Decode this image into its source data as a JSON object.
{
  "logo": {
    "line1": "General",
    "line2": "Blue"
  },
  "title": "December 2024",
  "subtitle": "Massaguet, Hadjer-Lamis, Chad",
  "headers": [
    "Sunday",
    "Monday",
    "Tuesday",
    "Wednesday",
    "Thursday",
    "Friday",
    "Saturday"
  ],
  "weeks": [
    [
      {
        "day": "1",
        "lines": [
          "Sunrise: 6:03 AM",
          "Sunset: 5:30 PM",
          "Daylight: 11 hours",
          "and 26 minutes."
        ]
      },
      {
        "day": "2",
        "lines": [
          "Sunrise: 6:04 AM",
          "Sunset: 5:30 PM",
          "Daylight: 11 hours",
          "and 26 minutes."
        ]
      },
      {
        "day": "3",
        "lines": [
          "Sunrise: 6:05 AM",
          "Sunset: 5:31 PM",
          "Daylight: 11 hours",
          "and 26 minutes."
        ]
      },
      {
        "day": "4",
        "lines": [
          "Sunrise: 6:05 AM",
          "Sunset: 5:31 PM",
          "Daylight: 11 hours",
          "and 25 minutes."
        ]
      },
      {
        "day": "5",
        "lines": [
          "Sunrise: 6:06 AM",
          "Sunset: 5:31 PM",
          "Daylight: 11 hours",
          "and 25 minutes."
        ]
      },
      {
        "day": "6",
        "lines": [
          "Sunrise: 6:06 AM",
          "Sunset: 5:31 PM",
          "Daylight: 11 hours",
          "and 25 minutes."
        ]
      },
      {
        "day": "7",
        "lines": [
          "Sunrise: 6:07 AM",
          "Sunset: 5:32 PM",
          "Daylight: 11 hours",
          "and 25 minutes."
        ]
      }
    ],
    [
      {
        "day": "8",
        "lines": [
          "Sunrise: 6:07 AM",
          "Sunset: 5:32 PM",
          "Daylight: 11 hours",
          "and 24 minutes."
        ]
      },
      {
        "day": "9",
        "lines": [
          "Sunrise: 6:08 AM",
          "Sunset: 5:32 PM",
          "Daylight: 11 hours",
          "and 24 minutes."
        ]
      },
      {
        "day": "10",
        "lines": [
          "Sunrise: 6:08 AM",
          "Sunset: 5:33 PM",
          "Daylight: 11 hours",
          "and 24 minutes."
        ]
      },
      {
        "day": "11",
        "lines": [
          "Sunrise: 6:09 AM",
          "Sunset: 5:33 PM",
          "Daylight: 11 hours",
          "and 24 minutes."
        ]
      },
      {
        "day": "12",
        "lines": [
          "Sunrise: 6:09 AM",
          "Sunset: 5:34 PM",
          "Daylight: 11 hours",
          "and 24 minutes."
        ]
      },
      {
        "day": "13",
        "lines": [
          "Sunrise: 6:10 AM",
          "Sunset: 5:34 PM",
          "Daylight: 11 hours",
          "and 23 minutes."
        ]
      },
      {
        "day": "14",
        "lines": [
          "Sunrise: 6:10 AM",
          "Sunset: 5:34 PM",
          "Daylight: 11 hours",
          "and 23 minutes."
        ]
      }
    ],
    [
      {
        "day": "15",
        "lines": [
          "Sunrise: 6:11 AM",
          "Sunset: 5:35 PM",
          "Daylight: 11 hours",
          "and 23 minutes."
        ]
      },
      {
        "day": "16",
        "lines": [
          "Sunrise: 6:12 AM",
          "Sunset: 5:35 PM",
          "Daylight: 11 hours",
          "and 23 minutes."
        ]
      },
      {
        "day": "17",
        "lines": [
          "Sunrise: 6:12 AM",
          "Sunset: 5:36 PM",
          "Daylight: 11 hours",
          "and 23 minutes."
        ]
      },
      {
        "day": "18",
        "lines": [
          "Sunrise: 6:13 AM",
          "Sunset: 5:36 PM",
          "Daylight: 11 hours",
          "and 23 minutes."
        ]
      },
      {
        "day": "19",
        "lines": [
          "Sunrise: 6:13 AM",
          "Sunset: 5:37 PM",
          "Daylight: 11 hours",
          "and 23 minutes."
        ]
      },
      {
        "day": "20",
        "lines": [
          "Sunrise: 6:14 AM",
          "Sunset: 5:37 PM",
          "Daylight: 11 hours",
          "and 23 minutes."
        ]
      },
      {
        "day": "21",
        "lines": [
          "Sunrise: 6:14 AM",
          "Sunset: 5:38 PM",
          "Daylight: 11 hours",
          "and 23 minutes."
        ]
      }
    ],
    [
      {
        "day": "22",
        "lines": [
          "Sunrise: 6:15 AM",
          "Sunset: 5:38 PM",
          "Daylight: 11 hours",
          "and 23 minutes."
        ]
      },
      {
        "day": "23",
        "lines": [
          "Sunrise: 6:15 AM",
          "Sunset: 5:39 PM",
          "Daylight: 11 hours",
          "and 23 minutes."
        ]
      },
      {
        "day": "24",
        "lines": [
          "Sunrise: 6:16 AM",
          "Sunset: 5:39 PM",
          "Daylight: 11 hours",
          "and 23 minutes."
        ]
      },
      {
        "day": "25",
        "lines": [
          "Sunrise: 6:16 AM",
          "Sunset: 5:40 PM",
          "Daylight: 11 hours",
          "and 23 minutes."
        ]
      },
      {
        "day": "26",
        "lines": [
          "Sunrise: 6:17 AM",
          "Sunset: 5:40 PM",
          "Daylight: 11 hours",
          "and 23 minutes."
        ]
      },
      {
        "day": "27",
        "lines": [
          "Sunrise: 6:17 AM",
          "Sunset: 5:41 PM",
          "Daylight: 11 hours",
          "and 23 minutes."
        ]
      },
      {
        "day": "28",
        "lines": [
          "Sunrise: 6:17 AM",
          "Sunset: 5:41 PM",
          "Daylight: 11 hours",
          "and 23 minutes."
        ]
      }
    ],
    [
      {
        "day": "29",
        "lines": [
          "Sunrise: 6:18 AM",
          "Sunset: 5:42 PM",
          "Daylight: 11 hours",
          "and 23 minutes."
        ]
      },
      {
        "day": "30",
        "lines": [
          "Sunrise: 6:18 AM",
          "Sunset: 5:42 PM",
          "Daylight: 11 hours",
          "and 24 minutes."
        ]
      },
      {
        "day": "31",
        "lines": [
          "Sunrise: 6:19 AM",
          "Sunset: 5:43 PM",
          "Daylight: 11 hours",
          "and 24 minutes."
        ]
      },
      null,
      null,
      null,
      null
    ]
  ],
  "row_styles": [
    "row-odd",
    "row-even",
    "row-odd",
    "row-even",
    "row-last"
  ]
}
------------------------------------------------------------------------
◆ STATED PROBLEM: Recopy the entries above exactly, with every line included.

◆ THE ANSWER:
Decode this image into its source data as a JSON object.
{
  "logo": {
    "line1": "General",
    "line2": "Blue"
  },
  "title": "December 2024",
  "subtitle": "Massaguet, Hadjer-Lamis, Chad",
  "headers": [
    "Sunday",
    "Monday",
    "Tuesday",
    "Wednesday",
    "Thursday",
    "Friday",
    "Saturday"
  ],
  "weeks": [
    [
      {
        "day": "1",
        "lines": [
          "Sunrise: 6:03 AM",
          "Sunset: 5:30 PM",
          "Daylight: 11 hours",
          "and 26 minutes."
        ]
      },
      {
        "day": "2",
        "lines": [
          "Sunrise: 6:04 AM",
          "Sunset: 5:30 PM",
          "Daylight: 11 hours",
          "and 26 minutes."
        ]
      },
      {
        "day": "3",
        "lines": [
          "Sunrise: 6:05 AM",
          "Sunset: 5:31 PM",
          "Daylight: 11 hours",
          "and 26 minutes."
        ]
      },
      {
        "day": "4",
        "lines": [
          "Sunrise: 6:05 AM",
          "Sunset: 5:31 PM",
          "Daylight: 11 hours",
          "and 25 minutes."
        ]
      },
      {
        "day": "5",
        "lines": [
          "Sunrise: 6:06 AM",
          "Sunset: 5:31 PM",
          "Daylight: 11 hours",
          "and 25 minutes."
        ]
      },
      {
        "day": "6",
        "lines": [
          "Sunrise: 6:06 AM",
          "Sunset: 5:31 PM",
          "Daylight: 11 hours",
          "and 25 minutes."
        ]
      },
      {
        "day": "7",
        "lines": [
          "Sunrise: 6:07 AM",
          "Sunset: 5:32 PM",
          "Daylight: 11 hours",
          "and 25 minutes."
        ]
      }
    ],
    [
      {
        "day": "8",
        "lines": [
          "Sunrise: 6:07 AM",
          "Sunset: 5:32 PM",
          "Daylight: 11 hours",
          "and 24 minutes."
        ]
      },
      {
        "day": "9",
        "lines": [
          "Sunrise: 6:08 AM",
          "Sunset: 5:32 PM",
          "Daylight: 11 hours",
          "and 24 minutes."
        ]
      },
      {
        "day": "10",
        "lines": [
          "Sunrise: 6:08 AM",
          "Sunset: 5:33 PM",
          "Daylight: 11 hours",
          "and 24 minutes."
        ]
      },
      {
        "day": "11",
        "lines": [
          "Sunrise: 6:09 AM",
          "Sunset: 5:33 PM",
          "Daylight: 11 hours",
          "and 24 minutes."
        ]
      },
      {
        "day": "12",
        "lines": [
          "Sunrise: 6:09 AM",
          "Sunset: 5:34 PM",
          "Daylight: 11 hours",
          "and 24 minutes."
        ]
      },
      {
        "day": "13",
        "lines": [
          "Sunrise: 6:10 AM",
          "Sunset: 5:34 PM",
          "Daylight: 11 hours",
          "and 23 minutes."
        ]
      },
      {
        "day": "14",
        "lines": [
          "Sunrise: 6:10 AM",
          "Sunset: 5:34 PM",
          "Daylight: 11 hours",
          "and 23 minutes."
        ]
      }
    ],
    [
      {
        "day": "15",
        "lines": [
          "Sunrise: 6:11 AM",
          "Sunset: 5:35 PM",
          "Daylight: 11 hours",
          "and 23 minutes."
        ]
      },
      {
        "day": "16",
        "lines": [
          "Sunrise: 6:12 AM",
          "Sunset: 5:35 PM",
          "Daylight: 11 hours",
          "and 23 minutes."
        ]
      },
      {
        "day": "17",
        "lines": [
          "Sunrise: 6:12 AM",
          "Sunset: 5:36 PM",
          "Daylight: 11 hours",
          "and 23 minutes."
        ]
      },
      {
        "day": "18",
        "lines": [
          "Sunrise: 6:13 AM",
          "Sunset: 5:36 PM",
          "Daylight: 11 hours",
          "and 23 minutes."
        ]
      },
      {
        "day": "19",
        "lines": [
          "Sunrise: 6:13 AM",
          "Sunset: 5:37 PM",
          "Daylight: 11 hours",
          "and 23 minutes."
        ]
      },
      {
        "day": "20",
        "lines": [
          "Sunrise: 6:14 AM",
          "Sunset: 5:37 PM",
          "Daylight: 11 hours",
          "and 23 minutes."
        ]
      },
      {
        "day": "21",
        "lines": [
          "Sunrise: 6:14 AM",
          "Sunset: 5:38 PM",
          "Daylight: 11 hours",
          "and 23 minutes."
        ]
      }
    ],
    [
      {
        "day": "22",
        "lines": [
          "Sunrise: 6:15 AM",
          "Sunset: 5:38 PM",
          "Daylight: 11 hours",
          "and 23 minutes."
        ]
      },
      {
        "day": "23",
        "lines": [
          "Sunrise: 6:15 AM",
          "Sunset: 5:39 PM",
          "Daylight: 11 hours",
          "and 23 minutes."
        ]
      },
      {
        "day": "24",
        "lines": [
          "Sunrise: 6:16 AM",
          "Sunset: 5:39 PM",
          "Daylight: 11 hours",
          "and 23 minutes."
        ]
      },
      {
        "day": "25",
        "lines": [
          "Sunrise: 6:16 AM",
          "Sunset: 5:40 PM",
          "Daylight: 11 hours",
          "and 23 minutes."
        ]
      },
      {
        "day": "26",
        "lines": [
          "Sunrise: 6:17 AM",
          "Sunset: 5:40 PM",
          "Daylight: 11 hours",
          "and 23 minutes."
        ]
      },
      {
        "day": "27",
        "lines": [
          "Sunrise: 6:17 AM",
          "Sunset: 5:41 PM",
          "Daylight: 11 hours",
          "and 23 minutes."
        ]
      },
      {
        "day": "28",
        "lines": [
          "Sunrise: 6:17 AM",
          "Sunset: 5:41 PM",
          "Daylight: 11 hours",
          "and 23 minutes."
        ]
      }
    ],
    [
      {
        "day": "29",
        "lines": [
          "Sunrise: 6:18 AM",
          "Sunset: 5:42 PM",
          "Daylight: 11 hours",
          "and 23 minutes."
        ]
      },
      {
        "day": "30",
        "lines": [
          "Sunrise: 6:18 AM",
          "Sunset: 5:42 PM",
          "Daylight: 11 hours",
          "and 24 minutes."
        ]
      },
      {
        "day": "31",
        "lines": [
          "Sunrise: 6:19 AM",
          "Sunset: 5:43 PM",
          "Daylight: 11 hours",
          "and 24 minutes."
        ]
      },
      null,
      null,
      null,
      null
    ]
  ],
  "row_styles": [
    "row-odd",
    "row-even",
    "row-odd",
    "row-even",
    "row-last"
  ]
}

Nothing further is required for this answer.